** Start DATASET RECORDS **

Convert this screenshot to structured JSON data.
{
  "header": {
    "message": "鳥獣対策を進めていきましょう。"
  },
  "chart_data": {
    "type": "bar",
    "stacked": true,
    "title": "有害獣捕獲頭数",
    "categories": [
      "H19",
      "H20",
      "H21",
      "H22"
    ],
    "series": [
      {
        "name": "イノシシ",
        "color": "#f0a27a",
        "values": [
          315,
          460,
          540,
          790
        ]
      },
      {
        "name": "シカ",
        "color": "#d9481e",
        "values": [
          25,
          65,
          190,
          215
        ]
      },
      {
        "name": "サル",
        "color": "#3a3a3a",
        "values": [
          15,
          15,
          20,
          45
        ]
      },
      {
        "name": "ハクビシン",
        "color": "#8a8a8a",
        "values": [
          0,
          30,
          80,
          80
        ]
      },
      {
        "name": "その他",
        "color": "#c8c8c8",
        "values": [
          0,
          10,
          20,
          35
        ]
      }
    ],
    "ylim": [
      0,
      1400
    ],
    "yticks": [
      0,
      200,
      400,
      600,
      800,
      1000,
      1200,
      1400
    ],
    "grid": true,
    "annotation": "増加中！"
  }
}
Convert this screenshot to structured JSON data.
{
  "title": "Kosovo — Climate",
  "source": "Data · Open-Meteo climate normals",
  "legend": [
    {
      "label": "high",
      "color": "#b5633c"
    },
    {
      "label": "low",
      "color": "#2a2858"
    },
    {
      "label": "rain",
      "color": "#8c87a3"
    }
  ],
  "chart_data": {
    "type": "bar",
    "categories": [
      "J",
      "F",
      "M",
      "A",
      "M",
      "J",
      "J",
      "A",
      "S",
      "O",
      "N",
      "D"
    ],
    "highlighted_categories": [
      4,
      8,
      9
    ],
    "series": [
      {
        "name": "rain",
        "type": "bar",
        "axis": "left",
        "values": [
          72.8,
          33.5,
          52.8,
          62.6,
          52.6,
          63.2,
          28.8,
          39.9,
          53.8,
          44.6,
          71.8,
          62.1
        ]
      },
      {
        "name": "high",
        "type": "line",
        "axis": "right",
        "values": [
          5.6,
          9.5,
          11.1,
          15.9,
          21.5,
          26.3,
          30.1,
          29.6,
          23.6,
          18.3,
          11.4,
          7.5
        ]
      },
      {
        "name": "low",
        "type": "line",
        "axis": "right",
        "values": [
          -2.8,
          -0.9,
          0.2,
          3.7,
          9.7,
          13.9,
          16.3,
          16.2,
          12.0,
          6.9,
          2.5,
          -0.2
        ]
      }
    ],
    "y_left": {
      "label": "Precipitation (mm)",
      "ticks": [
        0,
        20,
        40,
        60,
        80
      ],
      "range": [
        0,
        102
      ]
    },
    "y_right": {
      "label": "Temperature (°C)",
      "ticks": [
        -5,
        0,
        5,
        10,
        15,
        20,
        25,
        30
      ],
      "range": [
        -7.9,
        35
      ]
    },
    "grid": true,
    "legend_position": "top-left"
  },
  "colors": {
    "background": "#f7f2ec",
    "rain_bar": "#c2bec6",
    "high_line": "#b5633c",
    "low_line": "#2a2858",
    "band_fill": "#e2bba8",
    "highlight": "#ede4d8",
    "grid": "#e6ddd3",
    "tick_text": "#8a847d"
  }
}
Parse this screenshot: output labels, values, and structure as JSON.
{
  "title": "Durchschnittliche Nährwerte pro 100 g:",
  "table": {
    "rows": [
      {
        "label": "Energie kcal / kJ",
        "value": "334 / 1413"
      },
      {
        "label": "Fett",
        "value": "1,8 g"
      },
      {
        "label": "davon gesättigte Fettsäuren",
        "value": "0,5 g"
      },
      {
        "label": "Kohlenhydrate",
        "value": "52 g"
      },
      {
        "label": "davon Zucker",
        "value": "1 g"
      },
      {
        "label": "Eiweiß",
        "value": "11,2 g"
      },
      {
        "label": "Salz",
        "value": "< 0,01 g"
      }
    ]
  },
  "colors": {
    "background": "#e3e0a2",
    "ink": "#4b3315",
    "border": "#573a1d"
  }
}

** End DATASET RECORDS **

TASK DESCRIPTION. Extract, verbatim, the lines from the one containing "Parse this screenshot: output" through the last line of the listing above.

EXERCISE OUTPUT.
Parse this screenshot: output labels, values, and structure as JSON.
{
  "title": "Durchschnittliche Nährwerte pro 100 g:",
  "table": {
    "rows": [
      {
        "label": "Energie kcal / kJ",
        "value": "334 / 1413"
      },
      {
        "label": "Fett",
        "value": "1,8 g"
      },
      {
        "label": "davon gesättigte Fettsäuren",
        "value": "0,5 g"
      },
      {
        "label": "Kohlenhydrate",
        "value": "52 g"
      },
      {
        "label": "davon Zucker",
        "value": "1 g"
      },
      {
        "label": "Eiweiß",
        "value": "11,2 g"
      },
      {
        "label": "Salz",
        "value": "< 0,01 g"
      }
    ]
  },
  "colors": {
    "background": "#e3e0a2",
    "ink": "#4b3315",
    "border": "#573a1d"
  }
}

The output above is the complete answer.